(Annotated region listings)
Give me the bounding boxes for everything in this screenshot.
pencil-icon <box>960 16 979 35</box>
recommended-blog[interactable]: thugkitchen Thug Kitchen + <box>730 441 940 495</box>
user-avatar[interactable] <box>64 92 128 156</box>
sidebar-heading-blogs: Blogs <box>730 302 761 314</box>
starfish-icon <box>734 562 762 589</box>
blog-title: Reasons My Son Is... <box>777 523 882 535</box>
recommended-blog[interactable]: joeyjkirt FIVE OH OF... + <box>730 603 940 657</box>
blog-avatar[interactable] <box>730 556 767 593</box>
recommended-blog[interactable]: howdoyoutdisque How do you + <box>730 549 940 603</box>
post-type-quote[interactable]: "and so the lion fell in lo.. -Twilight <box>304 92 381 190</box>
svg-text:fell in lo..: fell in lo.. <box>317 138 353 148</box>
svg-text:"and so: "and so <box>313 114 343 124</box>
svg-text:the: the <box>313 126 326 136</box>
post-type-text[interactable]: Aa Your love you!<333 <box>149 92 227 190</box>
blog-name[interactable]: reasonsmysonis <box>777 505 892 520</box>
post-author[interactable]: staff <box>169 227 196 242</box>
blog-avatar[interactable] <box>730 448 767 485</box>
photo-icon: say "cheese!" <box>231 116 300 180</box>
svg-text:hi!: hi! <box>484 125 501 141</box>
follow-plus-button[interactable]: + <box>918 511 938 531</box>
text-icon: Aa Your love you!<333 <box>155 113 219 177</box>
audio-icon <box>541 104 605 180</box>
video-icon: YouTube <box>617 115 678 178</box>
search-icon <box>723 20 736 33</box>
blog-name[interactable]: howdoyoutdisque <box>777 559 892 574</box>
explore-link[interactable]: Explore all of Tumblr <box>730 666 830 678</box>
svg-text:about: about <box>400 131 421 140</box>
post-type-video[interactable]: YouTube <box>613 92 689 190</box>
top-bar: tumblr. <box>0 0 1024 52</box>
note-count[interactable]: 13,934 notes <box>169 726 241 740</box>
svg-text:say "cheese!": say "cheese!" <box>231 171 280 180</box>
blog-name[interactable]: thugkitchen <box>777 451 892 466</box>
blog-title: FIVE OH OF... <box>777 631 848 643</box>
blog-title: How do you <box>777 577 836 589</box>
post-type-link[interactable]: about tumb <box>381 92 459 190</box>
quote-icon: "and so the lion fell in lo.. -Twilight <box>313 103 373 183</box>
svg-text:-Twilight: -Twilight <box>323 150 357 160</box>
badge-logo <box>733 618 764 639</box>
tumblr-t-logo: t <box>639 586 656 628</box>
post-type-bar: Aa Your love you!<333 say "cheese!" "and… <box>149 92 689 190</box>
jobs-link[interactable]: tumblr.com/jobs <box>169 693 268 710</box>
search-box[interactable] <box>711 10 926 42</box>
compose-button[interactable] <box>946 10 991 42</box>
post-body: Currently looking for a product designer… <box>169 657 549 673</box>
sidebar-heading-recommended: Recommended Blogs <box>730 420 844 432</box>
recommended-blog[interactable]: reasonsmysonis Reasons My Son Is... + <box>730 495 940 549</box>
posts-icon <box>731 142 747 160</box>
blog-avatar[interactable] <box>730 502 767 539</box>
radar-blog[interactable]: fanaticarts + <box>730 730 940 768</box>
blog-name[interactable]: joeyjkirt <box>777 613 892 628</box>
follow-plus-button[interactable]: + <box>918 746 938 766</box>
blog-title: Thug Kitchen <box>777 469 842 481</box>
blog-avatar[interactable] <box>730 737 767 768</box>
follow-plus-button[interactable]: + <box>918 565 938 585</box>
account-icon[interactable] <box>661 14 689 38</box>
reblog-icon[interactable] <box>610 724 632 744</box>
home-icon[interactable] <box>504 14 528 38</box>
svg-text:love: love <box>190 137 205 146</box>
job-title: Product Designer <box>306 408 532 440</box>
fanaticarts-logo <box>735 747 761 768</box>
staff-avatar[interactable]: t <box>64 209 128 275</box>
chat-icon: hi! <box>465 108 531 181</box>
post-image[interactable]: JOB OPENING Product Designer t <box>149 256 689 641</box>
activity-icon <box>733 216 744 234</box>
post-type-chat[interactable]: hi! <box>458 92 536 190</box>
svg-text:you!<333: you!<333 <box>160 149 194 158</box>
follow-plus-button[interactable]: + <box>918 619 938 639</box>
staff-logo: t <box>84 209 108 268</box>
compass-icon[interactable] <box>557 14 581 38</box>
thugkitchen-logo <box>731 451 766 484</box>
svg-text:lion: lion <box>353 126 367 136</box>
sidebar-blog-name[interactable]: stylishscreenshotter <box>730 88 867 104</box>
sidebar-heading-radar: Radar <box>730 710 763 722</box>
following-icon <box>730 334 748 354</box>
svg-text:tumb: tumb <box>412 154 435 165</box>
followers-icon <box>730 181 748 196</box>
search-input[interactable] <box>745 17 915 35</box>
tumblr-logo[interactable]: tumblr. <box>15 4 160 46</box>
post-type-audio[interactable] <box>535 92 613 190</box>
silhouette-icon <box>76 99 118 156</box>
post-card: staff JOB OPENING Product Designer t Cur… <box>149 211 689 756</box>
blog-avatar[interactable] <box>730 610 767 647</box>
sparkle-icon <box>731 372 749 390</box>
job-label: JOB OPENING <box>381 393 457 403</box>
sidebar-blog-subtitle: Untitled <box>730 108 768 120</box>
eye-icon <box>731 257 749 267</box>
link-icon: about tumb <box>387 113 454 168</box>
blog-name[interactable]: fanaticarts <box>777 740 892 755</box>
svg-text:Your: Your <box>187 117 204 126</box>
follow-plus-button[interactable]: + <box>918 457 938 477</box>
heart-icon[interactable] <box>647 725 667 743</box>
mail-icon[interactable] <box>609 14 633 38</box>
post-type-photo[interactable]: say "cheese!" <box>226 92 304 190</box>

> [The problem] Copy out every line of the records above word for word.

> [Finished exercise]
Give me the bounding boxes for everything in this screenshot.
pencil-icon <box>960 16 979 35</box>
recommended-blog[interactable]: thugkitchen Thug Kitchen + <box>730 441 940 495</box>
user-avatar[interactable] <box>64 92 128 156</box>
sidebar-heading-blogs: Blogs <box>730 302 761 314</box>
starfish-icon <box>734 562 762 589</box>
blog-title: Reasons My Son Is... <box>777 523 882 535</box>
recommended-blog[interactable]: joeyjkirt FIVE OH OF... + <box>730 603 940 657</box>
blog-avatar[interactable] <box>730 556 767 593</box>
recommended-blog[interactable]: howdoyoutdisque How do you + <box>730 549 940 603</box>
post-type-quote[interactable]: "and so the lion fell in lo.. -Twilight <box>304 92 381 190</box>
svg-text:fell in lo..: fell in lo.. <box>317 138 353 148</box>
svg-text:"and so: "and so <box>313 114 343 124</box>
svg-text:the: the <box>313 126 326 136</box>
post-type-text[interactable]: Aa Your love you!<333 <box>149 92 227 190</box>
blog-name[interactable]: reasonsmysonis <box>777 505 892 520</box>
post-author[interactable]: staff <box>169 227 196 242</box>
blog-avatar[interactable] <box>730 448 767 485</box>
photo-icon: say "cheese!" <box>231 116 300 180</box>
svg-text:hi!: hi! <box>484 125 501 141</box>
follow-plus-button[interactable]: + <box>918 511 938 531</box>
text-icon: Aa Your love you!<333 <box>155 113 219 177</box>
audio-icon <box>541 104 605 180</box>
video-icon: YouTube <box>617 115 678 178</box>
search-icon <box>723 20 736 33</box>
blog-name[interactable]: howdoyoutdisque <box>777 559 892 574</box>
explore-link[interactable]: Explore all of Tumblr <box>730 666 830 678</box>
svg-text:about: about <box>400 131 421 140</box>
post-type-video[interactable]: YouTube <box>613 92 689 190</box>
top-bar: tumblr. <box>0 0 1024 52</box>
note-count[interactable]: 13,934 notes <box>169 726 241 740</box>
svg-text:say "cheese!": say "cheese!" <box>231 171 280 180</box>
blog-name[interactable]: thugkitchen <box>777 451 892 466</box>
blog-title: FIVE OH OF... <box>777 631 848 643</box>
blog-title: How do you <box>777 577 836 589</box>
post-type-link[interactable]: about tumb <box>381 92 459 190</box>
quote-icon: "and so the lion fell in lo.. -Twilight <box>313 103 373 183</box>
svg-text:-Twilight: -Twilight <box>323 150 357 160</box>
badge-logo <box>733 618 764 639</box>
tumblr-t-logo: t <box>639 586 656 628</box>
post-type-bar: Aa Your love you!<333 say "cheese!" "and… <box>149 92 689 190</box>
jobs-link[interactable]: tumblr.com/jobs <box>169 693 268 710</box>
search-box[interactable] <box>711 10 926 42</box>
compose-button[interactable] <box>946 10 991 42</box>
post-body: Currently looking for a product designer… <box>169 657 549 673</box>
sidebar-heading-recommended: Recommended Blogs <box>730 420 844 432</box>
recommended-blog[interactable]: reasonsmysonis Reasons My Son Is... + <box>730 495 940 549</box>
posts-icon <box>731 142 747 160</box>
blog-avatar[interactable] <box>730 502 767 539</box>
radar-blog[interactable]: fanaticarts + <box>730 730 940 768</box>
blog-name[interactable]: joeyjkirt <box>777 613 892 628</box>
follow-plus-button[interactable]: + <box>918 746 938 766</box>
blog-title: Thug Kitchen <box>777 469 842 481</box>
blog-avatar[interactable] <box>730 737 767 768</box>
follow-plus-button[interactable]: + <box>918 565 938 585</box>
account-icon[interactable] <box>661 14 689 38</box>
reblog-icon[interactable] <box>610 724 632 744</box>
home-icon[interactable] <box>504 14 528 38</box>
svg-text:love: love <box>190 137 205 146</box>
job-title: Product Designer <box>306 408 532 440</box>
fanaticarts-logo <box>735 747 761 768</box>
staff-avatar[interactable]: t <box>64 209 128 275</box>
chat-icon: hi! <box>465 108 531 181</box>
post-image[interactable]: JOB OPENING Product Designer t <box>149 256 689 641</box>
activity-icon <box>733 216 744 234</box>
post-type-chat[interactable]: hi! <box>458 92 536 190</box>
svg-text:you!<333: you!<333 <box>160 149 194 158</box>
follow-plus-button[interactable]: + <box>918 619 938 639</box>
staff-logo: t <box>84 209 108 268</box>
compass-icon[interactable] <box>557 14 581 38</box>
thugkitchen-logo <box>731 451 766 484</box>
svg-text:lion: lion <box>353 126 367 136</box>
sidebar-blog-name[interactable]: stylishscreenshotter <box>730 88 867 104</box>
sidebar-heading-radar: Radar <box>730 710 763 722</box>
following-icon <box>730 334 748 354</box>
svg-text:tumb: tumb <box>412 154 435 165</box>
followers-icon <box>730 181 748 196</box>
search-input[interactable] <box>745 17 915 35</box>
tumblr-logo[interactable]: tumblr. <box>15 4 160 46</box>
post-type-audio[interactable] <box>535 92 613 190</box>
silhouette-icon <box>76 99 118 156</box>
post-card: staff JOB OPENING Product Designer t Cur… <box>149 211 689 756</box>
blog-avatar[interactable] <box>730 610 767 647</box>
sparkle-icon <box>731 372 749 390</box>
job-label: JOB OPENING <box>381 393 457 403</box>
sidebar-blog-subtitle: Untitled <box>730 108 768 120</box>
eye-icon <box>731 257 749 267</box>
link-icon: about tumb <box>387 113 454 168</box>
blog-name[interactable]: fanaticarts <box>777 740 892 755</box>
svg-text:Your: Your <box>187 117 204 126</box>
follow-plus-button[interactable]: + <box>918 457 938 477</box>
heart-icon[interactable] <box>647 725 667 743</box>
mail-icon[interactable] <box>609 14 633 38</box>
post-type-photo[interactable]: say "cheese!" <box>226 92 304 190</box>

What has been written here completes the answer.